• Request:
Omit every picture and return the rest of the data unaltered.

>> begin Record extracts

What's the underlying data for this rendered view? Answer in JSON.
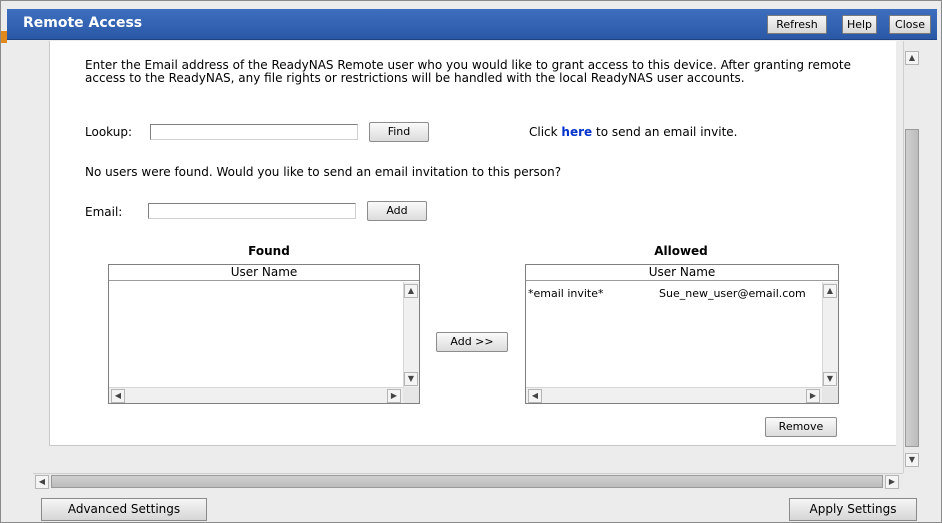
{
  "window": {
    "title": "Remote Access",
    "buttons": {
      "refresh": "Refresh",
      "help": "Help",
      "close": "Close"
    }
  },
  "intro_text": "Enter the Email address of the ReadyNAS Remote user who you would like to grant access to this device. After granting remote access to the ReadyNAS, any file rights or restrictions will be handled with the local ReadyNAS user accounts.",
  "lookup": {
    "label": "Lookup:",
    "value": "",
    "button": "Find"
  },
  "invite": {
    "prefix": "Click ",
    "link": "here",
    "suffix": " to send an email invite."
  },
  "no_users_message": "No users were found. Would you like to send an email invitation to this person?",
  "email": {
    "label": "Email:",
    "value": "",
    "button": "Add"
  },
  "found": {
    "title": "Found",
    "column": "User Name",
    "items": []
  },
  "add_to_allowed_button": "Add >>",
  "allowed": {
    "title": "Allowed",
    "column": "User Name",
    "items": [
      {
        "type": "*email invite*",
        "user": "Sue_new_user@email.com"
      }
    ],
    "remove_button": "Remove"
  },
  "footer": {
    "advanced_settings": "Advanced Settings",
    "apply_settings": "Apply Settings"
  },
  "colors": {
    "titlebar": "#2f5fb0",
    "link": "#0033cc",
    "accent": "#e08a1e"
  },
  "icons": {
    "scroll_up": "▲",
    "scroll_down": "▼",
    "scroll_left": "◀",
    "scroll_right": "▶"
  }
}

>> end Record extracts

• Correct response:
What's the underlying data for this rendered view? Answer in JSON.
{
  "window": {
    "title": "Remote Access",
    "buttons": {
      "refresh": "Refresh",
      "help": "Help",
      "close": "Close"
    }
  },
  "intro_text": "Enter the Email address of the ReadyNAS Remote user who you would like to grant access to this device. After granting remote access to the ReadyNAS, any file rights or restrictions will be handled with the local ReadyNAS user accounts.",
  "lookup": {
    "label": "Lookup:",
    "value": "",
    "button": "Find"
  },
  "invite": {
    "prefix": "Click ",
    "link": "here",
    "suffix": " to send an email invite."
  },
  "no_users_message": "No users were found. Would you like to send an email invitation to this person?",
  "email": {
    "label": "Email:",
    "value": "",
    "button": "Add"
  },
  "found": {
    "title": "Found",
    "column": "User Name",
    "items": []
  },
  "add_to_allowed_button": "Add >>",
  "allowed": {
    "title": "Allowed",
    "column": "User Name",
    "items": [
      {
        "type": "*email invite*",
        "user": "Sue_new_user@email.com"
      }
    ],
    "remove_button": "Remove"
  },
  "footer": {
    "advanced_settings": "Advanced Settings",
    "apply_settings": "Apply Settings"
  },
  "colors": {
    "titlebar": "#2f5fb0",
    "link": "#0033cc",
    "accent": "#e08a1e"
  },
  "icons": {
    "scroll_up": "▲",
    "scroll_down": "▼",
    "scroll_left": "◀",
    "scroll_right": "▶"
  }
}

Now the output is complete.